▶ Task item
Copy each line of the listing below exactly and drop the images.

=== Section Start ===

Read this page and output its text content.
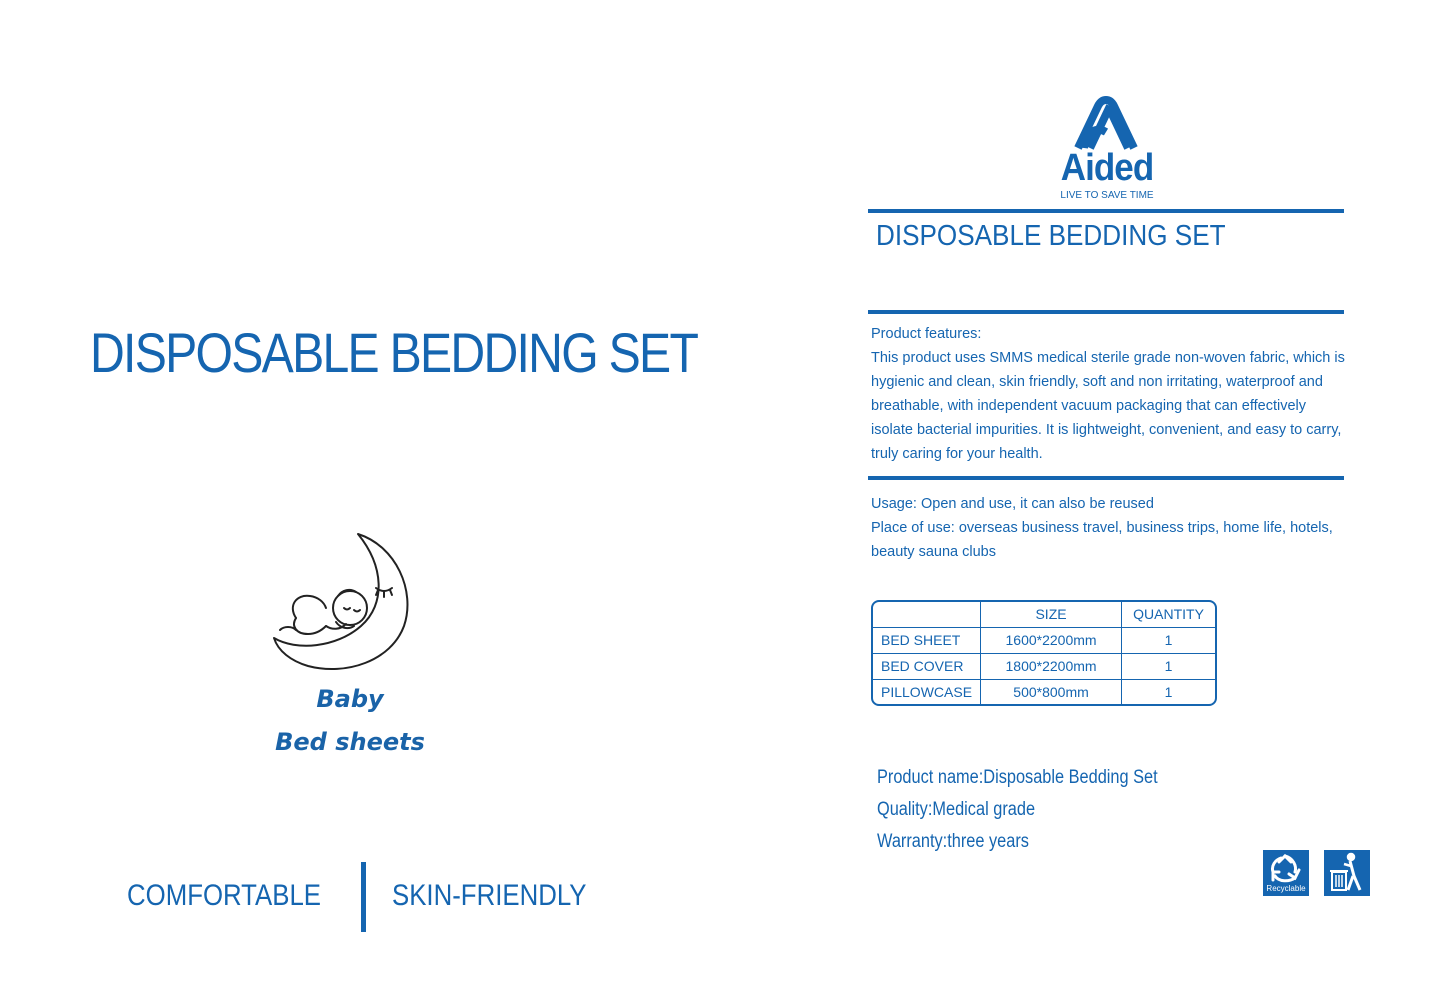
DISPOSABLE BEDDING SET
Baby
Bed sheets
COMFORTABLE	SKIN-FRIENDLY
Aided
LIVE TO SAVE TIME
DISPOSABLE BEDDING SET
Product features:
This product uses SMMS medical sterile grade non-woven fabric, which is
hygienic and clean, skin friendly, soft and non irritating, waterproof and
breathable, with independent vacuum packaging that can effectively
isolate bacterial impurities. It is lightweight, convenient, and easy to carry,
truly caring for your health.
Usage: Open and use, it can also be reused
Place of use: overseas business travel, business trips, home life, hotels,
beauty sauna clubs
	SIZE	QUANTITY
BED SHEET	1600*2200mm	1
BED COVER	1800*2200mm	1
PILLOWCASE	500*800mm	1
Product name:Disposable Bedding Set
Quality:Medical grade
Warranty:three years
Recyclable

=== Section End ===

▶ Response below
Read this page and output its text content.
DISPOSABLE BEDDING SET
Baby
Bed sheets
COMFORTABLE	SKIN-FRIENDLY
Aided
LIVE TO SAVE TIME
DISPOSABLE BEDDING SET
Product features:
This product uses SMMS medical sterile grade non-woven fabric, which is
hygienic and clean, skin friendly, soft and non irritating, waterproof and
breathable, with independent vacuum packaging that can effectively
isolate bacterial impurities. It is lightweight, convenient, and easy to carry,
truly caring for your health.
Usage: Open and use, it can also be reused
Place of use: overseas business travel, business trips, home life, hotels,
beauty sauna clubs
	SIZE	QUANTITY
BED SHEET	1600*2200mm	1
BED COVER	1800*2200mm	1
PILLOWCASE	500*800mm	1
Product name:Disposable Bedding Set
Quality:Medical grade
Warranty:three years
Recyclable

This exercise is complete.